WHAT THIS TASK INVOLVES. State the number of lines in these records that include the word "Dollar", and add nothing to it.

DATA FOR THE TASK.
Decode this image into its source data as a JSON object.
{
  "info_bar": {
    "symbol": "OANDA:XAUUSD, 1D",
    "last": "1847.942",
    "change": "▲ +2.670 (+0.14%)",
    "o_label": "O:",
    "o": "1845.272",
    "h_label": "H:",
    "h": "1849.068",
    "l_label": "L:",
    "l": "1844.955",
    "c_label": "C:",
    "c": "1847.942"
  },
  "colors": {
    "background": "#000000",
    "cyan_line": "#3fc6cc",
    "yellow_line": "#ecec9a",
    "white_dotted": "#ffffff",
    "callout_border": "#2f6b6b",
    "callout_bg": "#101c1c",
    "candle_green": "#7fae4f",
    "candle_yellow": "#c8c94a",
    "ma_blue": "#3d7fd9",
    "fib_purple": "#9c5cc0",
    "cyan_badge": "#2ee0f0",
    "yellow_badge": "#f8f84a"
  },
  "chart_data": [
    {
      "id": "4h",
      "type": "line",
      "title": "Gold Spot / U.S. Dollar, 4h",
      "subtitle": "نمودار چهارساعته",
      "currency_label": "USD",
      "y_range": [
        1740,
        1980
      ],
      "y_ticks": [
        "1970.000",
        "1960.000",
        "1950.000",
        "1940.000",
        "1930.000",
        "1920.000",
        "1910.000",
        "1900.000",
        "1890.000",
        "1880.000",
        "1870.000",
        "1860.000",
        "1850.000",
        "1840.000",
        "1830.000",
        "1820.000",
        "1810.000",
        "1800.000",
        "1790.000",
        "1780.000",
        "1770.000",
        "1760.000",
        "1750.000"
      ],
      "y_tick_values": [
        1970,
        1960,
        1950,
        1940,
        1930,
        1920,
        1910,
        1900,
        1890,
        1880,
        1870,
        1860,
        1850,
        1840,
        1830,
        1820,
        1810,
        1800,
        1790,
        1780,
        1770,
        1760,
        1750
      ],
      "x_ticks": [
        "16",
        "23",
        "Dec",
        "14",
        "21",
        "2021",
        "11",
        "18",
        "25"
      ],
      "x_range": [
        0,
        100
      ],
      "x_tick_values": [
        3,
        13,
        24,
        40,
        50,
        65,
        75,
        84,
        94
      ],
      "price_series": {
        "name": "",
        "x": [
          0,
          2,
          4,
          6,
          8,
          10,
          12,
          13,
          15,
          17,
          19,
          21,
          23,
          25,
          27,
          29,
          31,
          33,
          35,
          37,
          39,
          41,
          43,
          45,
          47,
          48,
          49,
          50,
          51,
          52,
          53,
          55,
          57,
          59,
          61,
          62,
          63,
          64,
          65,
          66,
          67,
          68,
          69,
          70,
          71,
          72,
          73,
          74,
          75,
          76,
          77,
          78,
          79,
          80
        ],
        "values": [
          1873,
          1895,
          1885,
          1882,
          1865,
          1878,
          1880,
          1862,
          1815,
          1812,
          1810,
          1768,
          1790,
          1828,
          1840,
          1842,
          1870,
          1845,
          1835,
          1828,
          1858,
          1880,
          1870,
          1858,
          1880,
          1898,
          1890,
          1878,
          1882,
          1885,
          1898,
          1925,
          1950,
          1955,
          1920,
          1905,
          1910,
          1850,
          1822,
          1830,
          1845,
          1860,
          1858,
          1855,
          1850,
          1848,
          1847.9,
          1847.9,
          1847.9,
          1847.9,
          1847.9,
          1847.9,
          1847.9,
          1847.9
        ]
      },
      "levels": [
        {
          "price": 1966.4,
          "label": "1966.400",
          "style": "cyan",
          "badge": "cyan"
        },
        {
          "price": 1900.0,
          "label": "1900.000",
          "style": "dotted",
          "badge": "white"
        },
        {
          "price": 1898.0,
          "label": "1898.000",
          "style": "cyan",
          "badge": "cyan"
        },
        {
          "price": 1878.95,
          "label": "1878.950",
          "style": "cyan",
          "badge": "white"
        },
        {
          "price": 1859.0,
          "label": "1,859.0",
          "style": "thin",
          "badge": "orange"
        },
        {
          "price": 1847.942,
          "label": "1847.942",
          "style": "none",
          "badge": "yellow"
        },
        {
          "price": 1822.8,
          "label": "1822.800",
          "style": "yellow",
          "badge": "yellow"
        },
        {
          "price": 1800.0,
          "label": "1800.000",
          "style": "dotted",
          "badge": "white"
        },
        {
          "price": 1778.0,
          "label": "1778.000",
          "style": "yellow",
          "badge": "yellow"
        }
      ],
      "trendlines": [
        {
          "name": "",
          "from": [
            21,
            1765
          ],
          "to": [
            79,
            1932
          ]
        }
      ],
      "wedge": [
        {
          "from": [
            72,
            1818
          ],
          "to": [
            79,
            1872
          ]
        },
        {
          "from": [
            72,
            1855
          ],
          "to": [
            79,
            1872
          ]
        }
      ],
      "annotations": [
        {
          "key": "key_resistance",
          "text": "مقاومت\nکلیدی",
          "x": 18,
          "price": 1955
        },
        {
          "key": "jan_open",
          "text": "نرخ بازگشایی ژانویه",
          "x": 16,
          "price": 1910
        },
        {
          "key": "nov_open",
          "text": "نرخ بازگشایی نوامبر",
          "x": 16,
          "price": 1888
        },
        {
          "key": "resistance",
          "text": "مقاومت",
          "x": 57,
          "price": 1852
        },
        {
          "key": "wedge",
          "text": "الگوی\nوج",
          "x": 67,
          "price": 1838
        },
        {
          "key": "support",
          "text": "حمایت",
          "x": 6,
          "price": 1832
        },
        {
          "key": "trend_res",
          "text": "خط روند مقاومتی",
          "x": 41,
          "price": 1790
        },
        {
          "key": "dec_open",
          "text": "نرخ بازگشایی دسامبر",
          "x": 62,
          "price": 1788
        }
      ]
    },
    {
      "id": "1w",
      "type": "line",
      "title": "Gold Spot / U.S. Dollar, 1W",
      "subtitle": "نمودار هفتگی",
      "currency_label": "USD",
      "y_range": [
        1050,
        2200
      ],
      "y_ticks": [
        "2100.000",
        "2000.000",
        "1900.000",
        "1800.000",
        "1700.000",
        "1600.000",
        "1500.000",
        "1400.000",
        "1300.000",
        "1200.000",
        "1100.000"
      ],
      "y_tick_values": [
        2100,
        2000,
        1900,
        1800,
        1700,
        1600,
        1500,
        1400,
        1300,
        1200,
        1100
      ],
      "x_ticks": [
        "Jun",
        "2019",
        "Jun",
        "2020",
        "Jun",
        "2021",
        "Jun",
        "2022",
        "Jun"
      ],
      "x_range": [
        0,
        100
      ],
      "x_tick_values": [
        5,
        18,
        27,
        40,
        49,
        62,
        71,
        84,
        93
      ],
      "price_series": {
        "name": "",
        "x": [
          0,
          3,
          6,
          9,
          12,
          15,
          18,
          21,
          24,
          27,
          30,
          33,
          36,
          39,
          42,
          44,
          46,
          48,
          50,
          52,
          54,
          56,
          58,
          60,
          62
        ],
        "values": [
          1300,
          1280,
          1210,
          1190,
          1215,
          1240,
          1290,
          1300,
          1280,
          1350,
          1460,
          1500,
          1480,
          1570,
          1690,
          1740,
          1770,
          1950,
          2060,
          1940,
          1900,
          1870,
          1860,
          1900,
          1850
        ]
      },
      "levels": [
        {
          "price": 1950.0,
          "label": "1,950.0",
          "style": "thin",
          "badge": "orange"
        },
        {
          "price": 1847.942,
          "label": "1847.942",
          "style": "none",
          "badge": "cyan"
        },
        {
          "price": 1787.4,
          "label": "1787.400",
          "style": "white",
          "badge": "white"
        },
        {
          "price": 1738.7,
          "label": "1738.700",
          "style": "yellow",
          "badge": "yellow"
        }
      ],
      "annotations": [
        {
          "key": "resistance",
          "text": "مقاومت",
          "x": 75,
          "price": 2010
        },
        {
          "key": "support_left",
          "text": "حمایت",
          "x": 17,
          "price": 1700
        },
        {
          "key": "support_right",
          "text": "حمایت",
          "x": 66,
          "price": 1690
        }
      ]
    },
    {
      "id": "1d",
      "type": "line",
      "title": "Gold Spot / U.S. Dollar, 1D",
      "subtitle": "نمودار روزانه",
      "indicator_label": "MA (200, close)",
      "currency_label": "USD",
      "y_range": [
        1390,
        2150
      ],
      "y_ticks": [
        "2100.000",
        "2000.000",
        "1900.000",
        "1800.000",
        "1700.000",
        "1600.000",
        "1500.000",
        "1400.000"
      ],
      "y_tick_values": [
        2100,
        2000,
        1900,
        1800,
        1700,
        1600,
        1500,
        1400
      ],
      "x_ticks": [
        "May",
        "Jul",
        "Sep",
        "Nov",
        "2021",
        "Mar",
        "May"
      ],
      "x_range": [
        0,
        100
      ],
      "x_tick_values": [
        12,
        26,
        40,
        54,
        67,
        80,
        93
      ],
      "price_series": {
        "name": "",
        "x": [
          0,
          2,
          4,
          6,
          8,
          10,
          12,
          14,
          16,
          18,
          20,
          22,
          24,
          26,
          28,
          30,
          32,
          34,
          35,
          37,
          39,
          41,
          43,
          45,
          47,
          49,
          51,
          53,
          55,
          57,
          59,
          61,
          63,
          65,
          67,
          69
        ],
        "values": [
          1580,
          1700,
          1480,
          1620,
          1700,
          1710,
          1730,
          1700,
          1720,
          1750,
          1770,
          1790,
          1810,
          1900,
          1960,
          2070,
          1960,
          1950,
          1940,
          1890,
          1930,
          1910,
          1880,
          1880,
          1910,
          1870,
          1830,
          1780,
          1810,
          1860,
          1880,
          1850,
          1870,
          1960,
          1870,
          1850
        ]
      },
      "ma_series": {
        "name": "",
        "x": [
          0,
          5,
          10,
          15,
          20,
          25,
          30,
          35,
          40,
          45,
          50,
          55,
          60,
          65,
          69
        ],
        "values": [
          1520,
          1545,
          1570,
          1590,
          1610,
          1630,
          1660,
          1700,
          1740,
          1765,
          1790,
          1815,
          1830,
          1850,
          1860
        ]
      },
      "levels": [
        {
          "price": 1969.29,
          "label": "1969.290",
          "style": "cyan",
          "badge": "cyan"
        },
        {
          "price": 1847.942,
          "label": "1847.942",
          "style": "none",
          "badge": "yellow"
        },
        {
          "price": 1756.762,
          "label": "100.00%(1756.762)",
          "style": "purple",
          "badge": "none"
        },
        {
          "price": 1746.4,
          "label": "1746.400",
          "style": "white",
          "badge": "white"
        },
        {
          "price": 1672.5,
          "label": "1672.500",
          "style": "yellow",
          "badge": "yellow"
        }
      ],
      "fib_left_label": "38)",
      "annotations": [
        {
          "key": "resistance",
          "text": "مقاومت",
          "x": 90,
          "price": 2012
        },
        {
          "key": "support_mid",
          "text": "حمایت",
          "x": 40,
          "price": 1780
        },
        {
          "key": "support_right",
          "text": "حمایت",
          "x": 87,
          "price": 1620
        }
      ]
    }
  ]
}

TASK SOLUTION. 3